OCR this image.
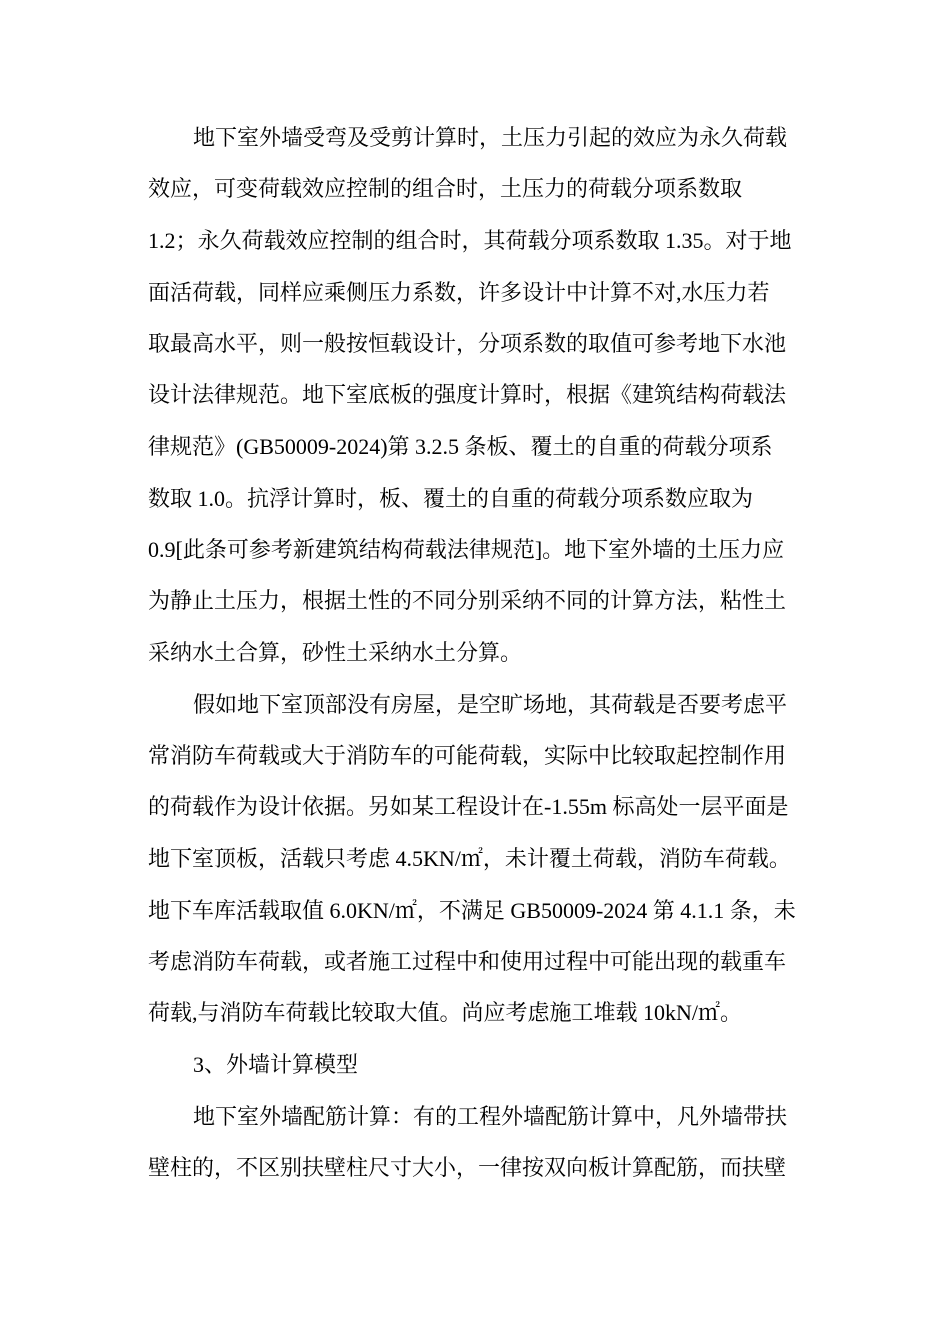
地下室外墙受弯及受剪计算时，土压力引起的效应为永久荷载
效应，可变荷载效应控制的组合时，土压力的荷载分项系数取
1.2；永久荷载效应控制的组合时，其荷载分项系数取 1.35。对于地
面活荷载，同样应乘侧压力系数，许多设计中计算不对,水压力若
取最高水平，则一般按恒载设计，分项系数的取值可参考地下水池
设计法律规范。地下室底板的强度计算时，根据《建筑结构荷载法
律规范》(GB50009-2024)第 3.2.5 条板、覆土的自重的荷载分项系
数取 1.0。抗浮计算时，板、覆土的自重的荷载分项系数应取为
0.9[此条可参考新建筑结构荷载法律规范]。地下室外墙的土压力应
为静止土压力，根据土性的不同分别采纳不同的计算方法，粘性土
采纳水土合算，砂性土采纳水土分算。
假如地下室顶部没有房屋，是空旷场地，其荷载是否要考虑平
常消防车荷载或大于消防车的可能荷载，实际中比较取起控制作用
的荷载作为设计依据。另如某工程设计在-1.55m 标高处一层平面是
地下室顶板，活载只考虑 4.5KN/㎡，未计覆土荷载，消防车荷载。
地下车库活载取值 6.0KN/㎡，不满足 GB50009-2024 第 4.1.1 条，未
考虑消防车荷载，或者施工过程中和使用过程中可能出现的载重车
荷载,与消防车荷载比较取大值。尚应考虑施工堆载 10kN/㎡。
3、外墙计算模型
地下室外墙配筋计算：有的工程外墙配筋计算中，凡外墙带扶
壁柱的，不区别扶壁柱尺寸大小，一律按双向板计算配筋，而扶壁
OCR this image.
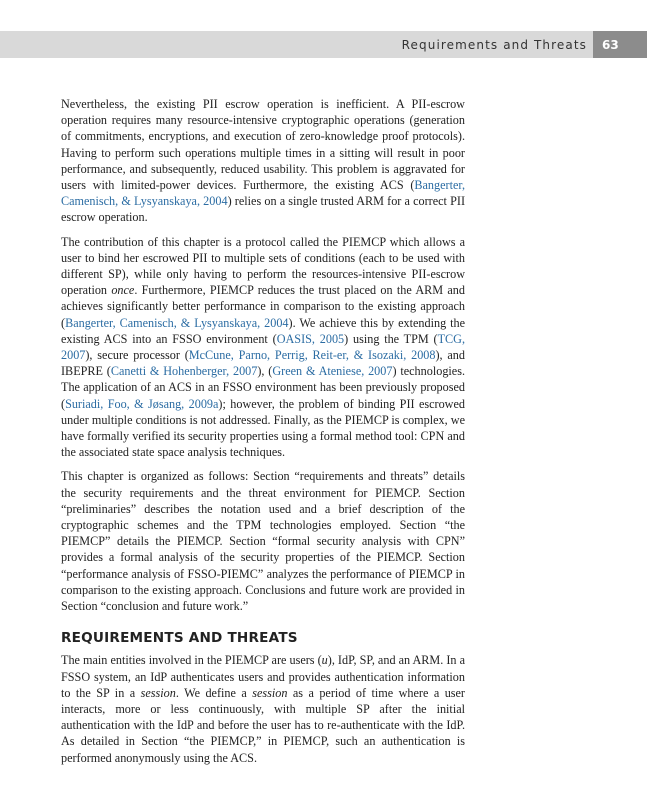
Requirements and Threats	63

Nevertheless, the existing PII escrow operation is inefficient. A PII-escrow operation requires many resource-intensive cryptographic operations (generation of commitments, encryptions, and execution of zero-knowledge proof protocols). Having to perform such operations multiple times in a sitting will result in poor performance, and subsequently, reduced usability. This problem is aggravated for users with limited-power devices. Furthermore, the existing ACS (Bangerter, Camenisch, & Lysyanskaya, 2004) relies on a single trusted ARM for a correct PII escrow operation.

The contribution of this chapter is a protocol called the PIEMCP which allows a user to bind her escrowed PII to multiple sets of conditions (each to be used with different SP), while only having to perform the resources-intensive PII-escrow operation once. Furthermore, PIEMCP reduces the trust placed on the ARM and achieves significantly better performance in comparison to the existing approach (Bangerter, Camenisch, & Lysyanskaya, 2004). We achieve this by extending the existing ACS into an FSSO environment (OASIS, 2005) using the TPM (TCG, 2007), secure processor (McCune, Parno, Perrig, Reit-er, & Isozaki, 2008), and IBEPRE (Canetti & Hohenberger, 2007), (Green & Ateniese, 2007) technologies. The application of an ACS in an FSSO environment has been previously proposed (Suriadi, Foo, & Jøsang, 2009a); however, the problem of binding PII escrowed under multiple conditions is not addressed. Finally, as the PIEMCP is complex, we have formally verified its security properties using a formal method tool: CPN and the associated state space analysis techniques.

This chapter is organized as follows: Section “requirements and threats” details the security requirements and the threat environment for PIEMCP. Section “preliminaries” describes the notation used and a brief description of the cryptographic schemes and the TPM technologies employed. Section “the PIEMCP” details the PIEMCP. Section “formal security analysis with CPN” provides a formal analysis of the security properties of the PIEMCP. Section “performance analysis of FSSO-PIEMC” analyzes the performance of PIEMCP in comparison to the existing approach. Conclusions and future work are provided in Section “conclusion and future work.”

REQUIREMENTS AND THREATS

The main entities involved in the PIEMCP are users (u), IdP, SP, and an ARM. In a FSSO system, an IdP authenticates users and provides authentication information to the SP in a session. We define a session as a period of time where a user interacts, more or less continuously, with multiple SP after the initial authentication with the IdP and before the user has to re-authenticate with the IdP. As detailed in Section “the PIEMCP,” in PIEMCP, such an authentication is performed anonymously using the ACS.
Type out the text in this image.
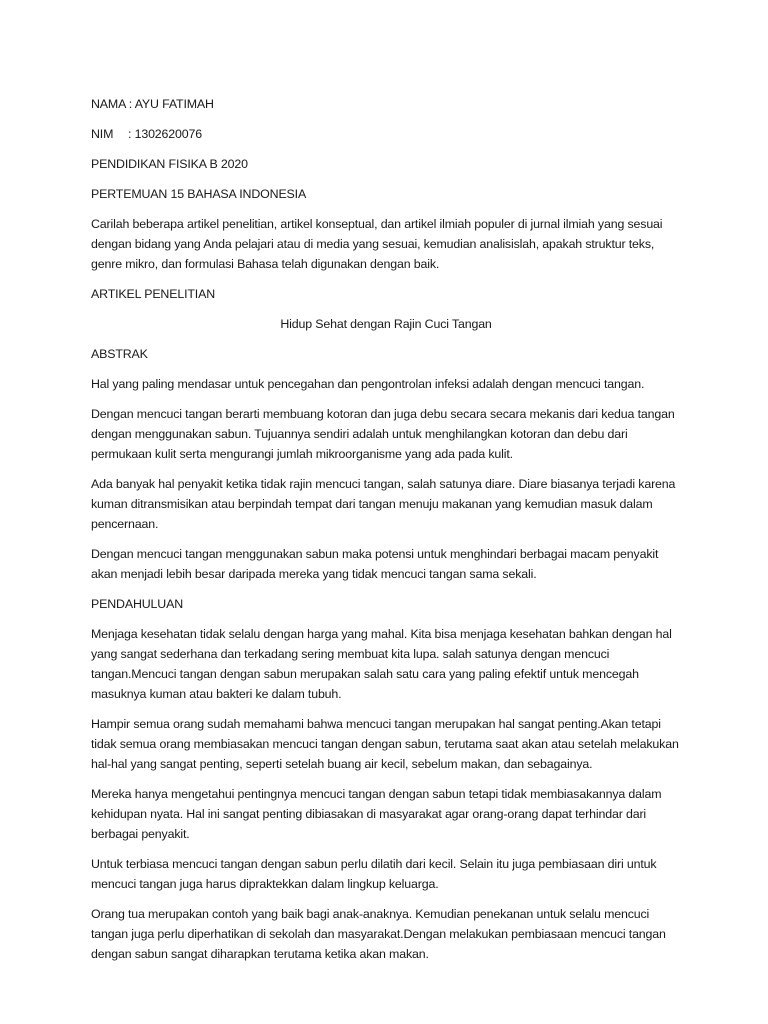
NAMA : AYU FATIMAH
NIM : 1302620076
PENDIDIKAN FISIKA B 2020
PERTEMUAN 15 BAHASA INDONESIA

Carilah beberapa artikel penelitian, artikel konseptual, dan artikel ilmiah populer di jurnal ilmiah yang sesuai dengan bidang yang Anda pelajari atau di media yang sesuai, kemudian analisislah, apakah struktur teks, genre mikro, dan formulasi Bahasa telah digunakan dengan baik.

ARTIKEL PENELITIAN
Hidup Sehat dengan Rajin Cuci Tangan
ABSTRAK

Hal yang paling mendasar untuk pencegahan dan pengontrolan infeksi adalah dengan mencuci tangan.

Dengan mencuci tangan berarti membuang kotoran dan juga debu secara secara mekanis dari kedua tangan dengan menggunakan sabun. Tujuannya sendiri adalah untuk menghilangkan kotoran dan debu dari permukaan kulit serta mengurangi jumlah mikroorganisme yang ada pada kulit.

Ada banyak hal penyakit ketika tidak rajin mencuci tangan, salah satunya diare. Diare biasanya terjadi karena kuman ditransmisikan atau berpindah tempat dari tangan menuju makanan yang kemudian masuk dalam pencernaan.

Dengan mencuci tangan menggunakan sabun maka potensi untuk menghindari berbagai macam penyakit akan menjadi lebih besar daripada mereka yang tidak mencuci tangan sama sekali.

PENDAHULUAN

Menjaga kesehatan tidak selalu dengan harga yang mahal. Kita bisa menjaga kesehatan bahkan dengan hal yang sangat sederhana dan terkadang sering membuat kita lupa. salah satunya dengan mencuci tangan.Mencuci tangan dengan sabun merupakan salah satu cara yang paling efektif untuk mencegah masuknya kuman atau bakteri ke dalam tubuh.

Hampir semua orang sudah memahami bahwa mencuci tangan merupakan hal sangat penting.Akan tetapi tidak semua orang membiasakan mencuci tangan dengan sabun, terutama saat akan atau setelah melakukan hal-hal yang sangat penting, seperti setelah buang air kecil, sebelum makan, dan sebagainya.

Mereka hanya mengetahui pentingnya mencuci tangan dengan sabun tetapi tidak membiasakannya dalam kehidupan nyata. Hal ini sangat penting dibiasakan di masyarakat agar orang-orang dapat terhindar dari berbagai penyakit.

Untuk terbiasa mencuci tangan dengan sabun perlu dilatih dari kecil. Selain itu juga pembiasaan diri untuk mencuci tangan juga harus dipraktekkan dalam lingkup keluarga.

Orang tua merupakan contoh yang baik bagi anak-anaknya. Kemudian penekanan untuk selalu mencuci tangan juga perlu diperhatikan di sekolah dan masyarakat.Dengan melakukan pembiasaan mencuci tangan dengan sabun sangat diharapkan terutama ketika akan makan.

===

§ Stated problem
Write out the material above once more, exactly as it reads, with no pictures.

§ Solution for this problem
OCR this image.
地下室外墙受弯及受剪计算时，土压力引起的效应为永久荷载
效应，可变荷载效应控制的组合时，土压力的荷载分项系数取
1.2；永久荷载效应控制的组合时，其荷载分项系数取 1.35。对于地
面活荷载，同样应乘侧压力系数，许多设计中计算不对,水压力若
取最高水平，则一般按恒载设计，分项系数的取值可参考地下水池
设计法律规范。地下室底板的强度计算时，根据《建筑结构荷载法
律规范》(GB50009-2024)第 3.2.5 条板、覆土的自重的荷载分项系
数取 1.0。抗浮计算时，板、覆土的自重的荷载分项系数应取为
0.9[此条可参考新建筑结构荷载法律规范]。地下室外墙的土压力应
为静止土压力，根据土性的不同分别采纳不同的计算方法，粘性土
采纳水土合算，砂性土采纳水土分算。
假如地下室顶部没有房屋，是空旷场地，其荷载是否要考虑平
常消防车荷载或大于消防车的可能荷载，实际中比较取起控制作用
的荷载作为设计依据。另如某工程设计在-1.55m 标高处一层平面是
地下室顶板，活载只考虑 4.5KN/㎡，未计覆土荷载，消防车荷载。
地下车库活载取值 6.0KN/㎡，不满足 GB50009-2024 第 4.1.1 条，未
考虑消防车荷载，或者施工过程中和使用过程中可能出现的载重车
荷载,与消防车荷载比较取大值。尚应考虑施工堆载 10kN/㎡。
3、外墙计算模型
地下室外墙配筋计算：有的工程外墙配筋计算中，凡外墙带扶
壁柱的，不区别扶壁柱尺寸大小，一律按双向板计算配筋，而扶壁
OCR this image.
Requirements and Threats	63

Nevertheless, the existing PII escrow operation is inefficient. A PII-escrow operation requires many resource-intensive cryptographic operations (generation of commitments, encryptions, and execution of zero-knowledge proof protocols). Having to perform such operations multiple times in a sitting will result in poor performance, and subsequently, reduced usability. This problem is aggravated for users with limited-power devices. Furthermore, the existing ACS (Bangerter, Camenisch, & Lysyanskaya, 2004) relies on a single trusted ARM for a correct PII escrow operation.

The contribution of this chapter is a protocol called the PIEMCP which allows a user to bind her escrowed PII to multiple sets of conditions (each to be used with different SP), while only having to perform the resources-intensive PII-escrow operation once. Furthermore, PIEMCP reduces the trust placed on the ARM and achieves significantly better performance in comparison to the existing approach (Bangerter, Camenisch, & Lysyanskaya, 2004). We achieve this by extending the existing ACS into an FSSO environment (OASIS, 2005) using the TPM (TCG, 2007), secure processor (McCune, Parno, Perrig, Reit-er, & Isozaki, 2008), and IBEPRE (Canetti & Hohenberger, 2007), (Green & Ateniese, 2007) technologies. The application of an ACS in an FSSO environment has been previously proposed (Suriadi, Foo, & Jøsang, 2009a); however, the problem of binding PII escrowed under multiple conditions is not addressed. Finally, as the PIEMCP is complex, we have formally verified its security properties using a formal method tool: CPN and the associated state space analysis techniques.

This chapter is organized as follows: Section “requirements and threats” details the security requirements and the threat environment for PIEMCP. Section “preliminaries” describes the notation used and a brief description of the cryptographic schemes and the TPM technologies employed. Section “the PIEMCP” details the PIEMCP. Section “formal security analysis with CPN” provides a formal analysis of the security properties of the PIEMCP. Section “performance analysis of FSSO-PIEMC” analyzes the performance of PIEMCP in comparison to the existing approach. Conclusions and future work are provided in Section “conclusion and future work.”

REQUIREMENTS AND THREATS

The main entities involved in the PIEMCP are users (u), IdP, SP, and an ARM. In a FSSO system, an IdP authenticates users and provides authentication information to the SP in a session. We define a session as a period of time where a user interacts, more or less continuously, with multiple SP after the initial authentication with the IdP and before the user has to re-authenticate with the IdP. As detailed in Section “the PIEMCP,” in PIEMCP, such an authentication is performed anonymously using the ACS.
Type out the text in this image.
NAMA : AYU FATIMAH
NIM : 1302620076
PENDIDIKAN FISIKA B 2020
PERTEMUAN 15 BAHASA INDONESIA

Carilah beberapa artikel penelitian, artikel konseptual, dan artikel ilmiah populer di jurnal ilmiah yang sesuai dengan bidang yang Anda pelajari atau di media yang sesuai, kemudian analisislah, apakah struktur teks, genre mikro, dan formulasi Bahasa telah digunakan dengan baik.

ARTIKEL PENELITIAN
Hidup Sehat dengan Rajin Cuci Tangan
ABSTRAK

Hal yang paling mendasar untuk pencegahan dan pengontrolan infeksi adalah dengan mencuci tangan.

Dengan mencuci tangan berarti membuang kotoran dan juga debu secara secara mekanis dari kedua tangan dengan menggunakan sabun. Tujuannya sendiri adalah untuk menghilangkan kotoran dan debu dari permukaan kulit serta mengurangi jumlah mikroorganisme yang ada pada kulit.

Ada banyak hal penyakit ketika tidak rajin mencuci tangan, salah satunya diare. Diare biasanya terjadi karena kuman ditransmisikan atau berpindah tempat dari tangan menuju makanan yang kemudian masuk dalam pencernaan.

Dengan mencuci tangan menggunakan sabun maka potensi untuk menghindari berbagai macam penyakit akan menjadi lebih besar daripada mereka yang tidak mencuci tangan sama sekali.

PENDAHULUAN

Menjaga kesehatan tidak selalu dengan harga yang mahal. Kita bisa menjaga kesehatan bahkan dengan hal yang sangat sederhana dan terkadang sering membuat kita lupa. salah satunya dengan mencuci tangan.Mencuci tangan dengan sabun merupakan salah satu cara yang paling efektif untuk mencegah masuknya kuman atau bakteri ke dalam tubuh.

Hampir semua orang sudah memahami bahwa mencuci tangan merupakan hal sangat penting.Akan tetapi tidak semua orang membiasakan mencuci tangan dengan sabun, terutama saat akan atau setelah melakukan hal-hal yang sangat penting, seperti setelah buang air kecil, sebelum makan, dan sebagainya.

Mereka hanya mengetahui pentingnya mencuci tangan dengan sabun tetapi tidak membiasakannya dalam kehidupan nyata. Hal ini sangat penting dibiasakan di masyarakat agar orang-orang dapat terhindar dari berbagai penyakit.

Untuk terbiasa mencuci tangan dengan sabun perlu dilatih dari kecil. Selain itu juga pembiasaan diri untuk mencuci tangan juga harus dipraktekkan dalam lingkup keluarga.

Orang tua merupakan contoh yang baik bagi anak-anaknya. Kemudian penekanan untuk selalu mencuci tangan juga perlu diperhatikan di sekolah dan masyarakat.Dengan melakukan pembiasaan mencuci tangan dengan sabun sangat diharapkan terutama ketika akan makan.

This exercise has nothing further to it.